» **Data entries**
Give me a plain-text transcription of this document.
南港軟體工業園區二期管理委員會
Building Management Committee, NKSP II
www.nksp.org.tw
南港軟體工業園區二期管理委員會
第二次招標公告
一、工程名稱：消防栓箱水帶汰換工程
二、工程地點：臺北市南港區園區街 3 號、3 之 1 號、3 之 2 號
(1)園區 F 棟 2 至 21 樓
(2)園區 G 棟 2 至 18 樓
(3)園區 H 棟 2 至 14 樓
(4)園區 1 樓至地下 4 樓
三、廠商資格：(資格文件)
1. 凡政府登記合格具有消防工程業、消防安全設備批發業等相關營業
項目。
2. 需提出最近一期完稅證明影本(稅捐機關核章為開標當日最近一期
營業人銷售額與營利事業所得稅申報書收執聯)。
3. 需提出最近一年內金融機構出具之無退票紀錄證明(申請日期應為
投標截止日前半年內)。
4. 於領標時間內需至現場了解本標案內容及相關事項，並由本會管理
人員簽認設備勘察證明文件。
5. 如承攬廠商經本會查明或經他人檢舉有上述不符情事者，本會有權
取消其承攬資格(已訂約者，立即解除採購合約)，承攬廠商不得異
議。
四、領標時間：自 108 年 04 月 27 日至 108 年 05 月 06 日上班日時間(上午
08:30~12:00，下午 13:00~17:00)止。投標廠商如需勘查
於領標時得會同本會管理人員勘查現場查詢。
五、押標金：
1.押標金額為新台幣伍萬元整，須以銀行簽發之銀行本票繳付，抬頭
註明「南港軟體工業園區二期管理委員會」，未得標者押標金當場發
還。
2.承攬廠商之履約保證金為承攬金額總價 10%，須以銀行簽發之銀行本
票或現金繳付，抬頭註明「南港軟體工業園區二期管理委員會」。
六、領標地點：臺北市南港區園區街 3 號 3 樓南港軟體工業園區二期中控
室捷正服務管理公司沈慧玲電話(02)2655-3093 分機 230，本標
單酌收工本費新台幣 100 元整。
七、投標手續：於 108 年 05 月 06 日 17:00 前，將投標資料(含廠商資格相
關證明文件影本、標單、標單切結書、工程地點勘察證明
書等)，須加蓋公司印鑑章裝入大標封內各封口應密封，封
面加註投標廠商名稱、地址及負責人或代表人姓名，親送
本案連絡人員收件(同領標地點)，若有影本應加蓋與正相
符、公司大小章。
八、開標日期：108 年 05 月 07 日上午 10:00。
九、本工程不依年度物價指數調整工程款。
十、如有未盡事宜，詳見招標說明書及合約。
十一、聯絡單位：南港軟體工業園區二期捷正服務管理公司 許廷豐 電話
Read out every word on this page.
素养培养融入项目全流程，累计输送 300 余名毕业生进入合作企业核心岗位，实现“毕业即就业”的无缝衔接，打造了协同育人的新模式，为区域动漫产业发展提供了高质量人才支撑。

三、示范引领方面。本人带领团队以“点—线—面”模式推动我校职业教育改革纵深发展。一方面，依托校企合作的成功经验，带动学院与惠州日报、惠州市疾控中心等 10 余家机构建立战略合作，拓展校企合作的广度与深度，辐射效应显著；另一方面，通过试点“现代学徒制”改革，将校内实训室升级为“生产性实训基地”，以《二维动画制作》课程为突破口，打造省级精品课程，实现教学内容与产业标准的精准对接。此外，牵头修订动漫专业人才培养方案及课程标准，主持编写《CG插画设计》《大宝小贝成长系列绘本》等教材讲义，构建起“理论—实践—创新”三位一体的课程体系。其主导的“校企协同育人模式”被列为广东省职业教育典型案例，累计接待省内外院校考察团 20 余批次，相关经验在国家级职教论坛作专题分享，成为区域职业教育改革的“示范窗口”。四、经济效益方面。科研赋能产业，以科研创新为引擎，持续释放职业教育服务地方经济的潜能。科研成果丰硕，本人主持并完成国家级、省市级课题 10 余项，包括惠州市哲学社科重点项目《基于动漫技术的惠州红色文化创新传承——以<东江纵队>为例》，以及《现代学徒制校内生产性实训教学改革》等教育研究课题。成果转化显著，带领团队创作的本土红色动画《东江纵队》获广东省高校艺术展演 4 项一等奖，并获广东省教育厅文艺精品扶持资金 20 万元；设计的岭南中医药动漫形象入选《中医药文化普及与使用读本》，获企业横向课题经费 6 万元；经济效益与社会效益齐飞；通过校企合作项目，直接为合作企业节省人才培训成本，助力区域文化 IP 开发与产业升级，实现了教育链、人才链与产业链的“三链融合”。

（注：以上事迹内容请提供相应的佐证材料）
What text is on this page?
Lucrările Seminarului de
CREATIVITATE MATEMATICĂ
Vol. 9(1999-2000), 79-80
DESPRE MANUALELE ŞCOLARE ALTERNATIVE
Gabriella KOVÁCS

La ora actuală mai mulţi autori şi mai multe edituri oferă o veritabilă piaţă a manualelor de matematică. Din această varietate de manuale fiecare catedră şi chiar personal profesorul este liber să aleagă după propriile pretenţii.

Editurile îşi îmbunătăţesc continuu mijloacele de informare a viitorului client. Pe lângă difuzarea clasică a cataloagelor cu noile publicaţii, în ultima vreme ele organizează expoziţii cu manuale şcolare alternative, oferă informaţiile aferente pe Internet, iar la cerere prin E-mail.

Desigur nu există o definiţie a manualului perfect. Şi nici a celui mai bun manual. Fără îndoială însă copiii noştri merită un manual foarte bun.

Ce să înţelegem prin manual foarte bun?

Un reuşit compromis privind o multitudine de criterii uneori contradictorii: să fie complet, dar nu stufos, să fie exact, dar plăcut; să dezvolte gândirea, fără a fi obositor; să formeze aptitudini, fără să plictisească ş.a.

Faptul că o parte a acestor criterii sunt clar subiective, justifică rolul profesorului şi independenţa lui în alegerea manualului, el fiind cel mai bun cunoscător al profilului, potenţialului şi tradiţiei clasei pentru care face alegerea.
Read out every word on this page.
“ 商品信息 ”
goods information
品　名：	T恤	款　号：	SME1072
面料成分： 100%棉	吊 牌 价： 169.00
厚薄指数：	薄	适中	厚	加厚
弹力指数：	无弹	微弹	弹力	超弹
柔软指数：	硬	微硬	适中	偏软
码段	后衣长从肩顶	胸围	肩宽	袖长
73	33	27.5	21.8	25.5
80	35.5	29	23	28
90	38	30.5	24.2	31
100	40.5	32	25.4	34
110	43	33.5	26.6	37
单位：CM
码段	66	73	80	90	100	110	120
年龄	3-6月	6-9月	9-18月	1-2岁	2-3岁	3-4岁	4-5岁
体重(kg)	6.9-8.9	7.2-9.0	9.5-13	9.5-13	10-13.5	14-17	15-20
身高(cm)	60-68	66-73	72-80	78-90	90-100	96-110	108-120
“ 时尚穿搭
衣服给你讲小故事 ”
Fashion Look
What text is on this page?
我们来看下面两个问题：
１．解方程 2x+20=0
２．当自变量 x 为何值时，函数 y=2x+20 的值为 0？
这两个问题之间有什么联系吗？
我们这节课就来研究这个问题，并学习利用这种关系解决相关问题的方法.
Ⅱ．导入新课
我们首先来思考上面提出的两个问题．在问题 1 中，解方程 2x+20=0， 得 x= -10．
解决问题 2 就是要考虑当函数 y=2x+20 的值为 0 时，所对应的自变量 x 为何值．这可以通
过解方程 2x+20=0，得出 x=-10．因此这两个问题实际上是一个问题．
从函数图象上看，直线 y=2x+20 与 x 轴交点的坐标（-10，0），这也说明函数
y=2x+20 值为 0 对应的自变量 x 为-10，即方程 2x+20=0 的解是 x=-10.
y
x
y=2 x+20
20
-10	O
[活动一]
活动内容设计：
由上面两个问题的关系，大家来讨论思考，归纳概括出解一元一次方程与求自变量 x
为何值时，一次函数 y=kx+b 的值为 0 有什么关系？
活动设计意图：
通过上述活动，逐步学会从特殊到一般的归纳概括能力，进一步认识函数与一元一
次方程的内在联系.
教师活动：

» **THE TASK**
Repeat every line of the records above exactly.

» **EXERCISE ANSWER**
Give me a plain-text transcription of this document.
南港軟體工業園區二期管理委員會
Building Management Committee, NKSP II
www.nksp.org.tw
南港軟體工業園區二期管理委員會
第二次招標公告
一、工程名稱：消防栓箱水帶汰換工程
二、工程地點：臺北市南港區園區街 3 號、3 之 1 號、3 之 2 號
(1)園區 F 棟 2 至 21 樓
(2)園區 G 棟 2 至 18 樓
(3)園區 H 棟 2 至 14 樓
(4)園區 1 樓至地下 4 樓
三、廠商資格：(資格文件)
1. 凡政府登記合格具有消防工程業、消防安全設備批發業等相關營業
項目。
2. 需提出最近一期完稅證明影本(稅捐機關核章為開標當日最近一期
營業人銷售額與營利事業所得稅申報書收執聯)。
3. 需提出最近一年內金融機構出具之無退票紀錄證明(申請日期應為
投標截止日前半年內)。
4. 於領標時間內需至現場了解本標案內容及相關事項，並由本會管理
人員簽認設備勘察證明文件。
5. 如承攬廠商經本會查明或經他人檢舉有上述不符情事者，本會有權
取消其承攬資格(已訂約者，立即解除採購合約)，承攬廠商不得異
議。
四、領標時間：自 108 年 04 月 27 日至 108 年 05 月 06 日上班日時間(上午
08:30~12:00，下午 13:00~17:00)止。投標廠商如需勘查
於領標時得會同本會管理人員勘查現場查詢。
五、押標金：
1.押標金額為新台幣伍萬元整，須以銀行簽發之銀行本票繳付，抬頭
註明「南港軟體工業園區二期管理委員會」，未得標者押標金當場發
還。
2.承攬廠商之履約保證金為承攬金額總價 10%，須以銀行簽發之銀行本
票或現金繳付，抬頭註明「南港軟體工業園區二期管理委員會」。
六、領標地點：臺北市南港區園區街 3 號 3 樓南港軟體工業園區二期中控
室捷正服務管理公司沈慧玲電話(02)2655-3093 分機 230，本標
單酌收工本費新台幣 100 元整。
七、投標手續：於 108 年 05 月 06 日 17:00 前，將投標資料(含廠商資格相
關證明文件影本、標單、標單切結書、工程地點勘察證明
書等)，須加蓋公司印鑑章裝入大標封內各封口應密封，封
面加註投標廠商名稱、地址及負責人或代表人姓名，親送
本案連絡人員收件(同領標地點)，若有影本應加蓋與正相
符、公司大小章。
八、開標日期：108 年 05 月 07 日上午 10:00。
九、本工程不依年度物價指數調整工程款。
十、如有未盡事宜，詳見招標說明書及合約。
十一、聯絡單位：南港軟體工業園區二期捷正服務管理公司 許廷豐 電話
Read out every word on this page.
素养培养融入项目全流程，累计输送 300 余名毕业生进入合作企业核心岗位，实现“毕业即就业”的无缝衔接，打造了协同育人的新模式，为区域动漫产业发展提供了高质量人才支撑。

三、示范引领方面。本人带领团队以“点—线—面”模式推动我校职业教育改革纵深发展。一方面，依托校企合作的成功经验，带动学院与惠州日报、惠州市疾控中心等 10 余家机构建立战略合作，拓展校企合作的广度与深度，辐射效应显著；另一方面，通过试点“现代学徒制”改革，将校内实训室升级为“生产性实训基地”，以《二维动画制作》课程为突破口，打造省级精品课程，实现教学内容与产业标准的精准对接。此外，牵头修订动漫专业人才培养方案及课程标准，主持编写《CG插画设计》《大宝小贝成长系列绘本》等教材讲义，构建起“理论—实践—创新”三位一体的课程体系。其主导的“校企协同育人模式”被列为广东省职业教育典型案例，累计接待省内外院校考察团 20 余批次，相关经验在国家级职教论坛作专题分享，成为区域职业教育改革的“示范窗口”。四、经济效益方面。科研赋能产业，以科研创新为引擎，持续释放职业教育服务地方经济的潜能。科研成果丰硕，本人主持并完成国家级、省市级课题 10 余项，包括惠州市哲学社科重点项目《基于动漫技术的惠州红色文化创新传承——以<东江纵队>为例》，以及《现代学徒制校内生产性实训教学改革》等教育研究课题。成果转化显著，带领团队创作的本土红色动画《东江纵队》获广东省高校艺术展演 4 项一等奖，并获广东省教育厅文艺精品扶持资金 20 万元；设计的岭南中医药动漫形象入选《中医药文化普及与使用读本》，获企业横向课题经费 6 万元；经济效益与社会效益齐飞；通过校企合作项目，直接为合作企业节省人才培训成本，助力区域文化 IP 开发与产业升级，实现了教育链、人才链与产业链的“三链融合”。

（注：以上事迹内容请提供相应的佐证材料）
What text is on this page?
Lucrările Seminarului de
CREATIVITATE MATEMATICĂ
Vol. 9(1999-2000), 79-80
DESPRE MANUALELE ŞCOLARE ALTERNATIVE
Gabriella KOVÁCS

La ora actuală mai mulţi autori şi mai multe edituri oferă o veritabilă piaţă a manualelor de matematică. Din această varietate de manuale fiecare catedră şi chiar personal profesorul este liber să aleagă după propriile pretenţii.

Editurile îşi îmbunătăţesc continuu mijloacele de informare a viitorului client. Pe lângă difuzarea clasică a cataloagelor cu noile publicaţii, în ultima vreme ele organizează expoziţii cu manuale şcolare alternative, oferă informaţiile aferente pe Internet, iar la cerere prin E-mail.

Desigur nu există o definiţie a manualului perfect. Şi nici a celui mai bun manual. Fără îndoială însă copiii noştri merită un manual foarte bun.

Ce să înţelegem prin manual foarte bun?

Un reuşit compromis privind o multitudine de criterii uneori contradictorii: să fie complet, dar nu stufos, să fie exact, dar plăcut; să dezvolte gândirea, fără a fi obositor; să formeze aptitudini, fără să plictisească ş.a.

Faptul că o parte a acestor criterii sunt clar subiective, justifică rolul profesorului şi independenţa lui în alegerea manualului, el fiind cel mai bun cunoscător al profilului, potenţialului şi tradiţiei clasei pentru care face alegerea.
Read out every word on this page.
“ 商品信息 ”
goods information
品　名：	T恤	款　号：	SME1072
面料成分： 100%棉	吊 牌 价： 169.00
厚薄指数：	薄	适中	厚	加厚
弹力指数：	无弹	微弹	弹力	超弹
柔软指数：	硬	微硬	适中	偏软
码段	后衣长从肩顶	胸围	肩宽	袖长
73	33	27.5	21.8	25.5
80	35.5	29	23	28
90	38	30.5	24.2	31
100	40.5	32	25.4	34
110	43	33.5	26.6	37
单位：CM
码段	66	73	80	90	100	110	120
年龄	3-6月	6-9月	9-18月	1-2岁	2-3岁	3-4岁	4-5岁
体重(kg)	6.9-8.9	7.2-9.0	9.5-13	9.5-13	10-13.5	14-17	15-20
身高(cm)	60-68	66-73	72-80	78-90	90-100	96-110	108-120
“ 时尚穿搭
衣服给你讲小故事 ”
Fashion Look
What text is on this page?
我们来看下面两个问题：
１．解方程 2x+20=0
２．当自变量 x 为何值时，函数 y=2x+20 的值为 0？
这两个问题之间有什么联系吗？
我们这节课就来研究这个问题，并学习利用这种关系解决相关问题的方法.
Ⅱ．导入新课
我们首先来思考上面提出的两个问题．在问题 1 中，解方程 2x+20=0， 得 x= -10．
解决问题 2 就是要考虑当函数 y=2x+20 的值为 0 时，所对应的自变量 x 为何值．这可以通
过解方程 2x+20=0，得出 x=-10．因此这两个问题实际上是一个问题．
从函数图象上看，直线 y=2x+20 与 x 轴交点的坐标（-10，0），这也说明函数
y=2x+20 值为 0 对应的自变量 x 为-10，即方程 2x+20=0 的解是 x=-10.
y
x
y=2 x+20
20
-10	O
[活动一]
活动内容设计：
由上面两个问题的关系，大家来讨论思考，归纳概括出解一元一次方程与求自变量 x
为何值时，一次函数 y=kx+b 的值为 0 有什么关系？
活动设计意图：
通过上述活动，逐步学会从特殊到一般的归纳概括能力，进一步认识函数与一元一
次方程的内在联系.
教师活动：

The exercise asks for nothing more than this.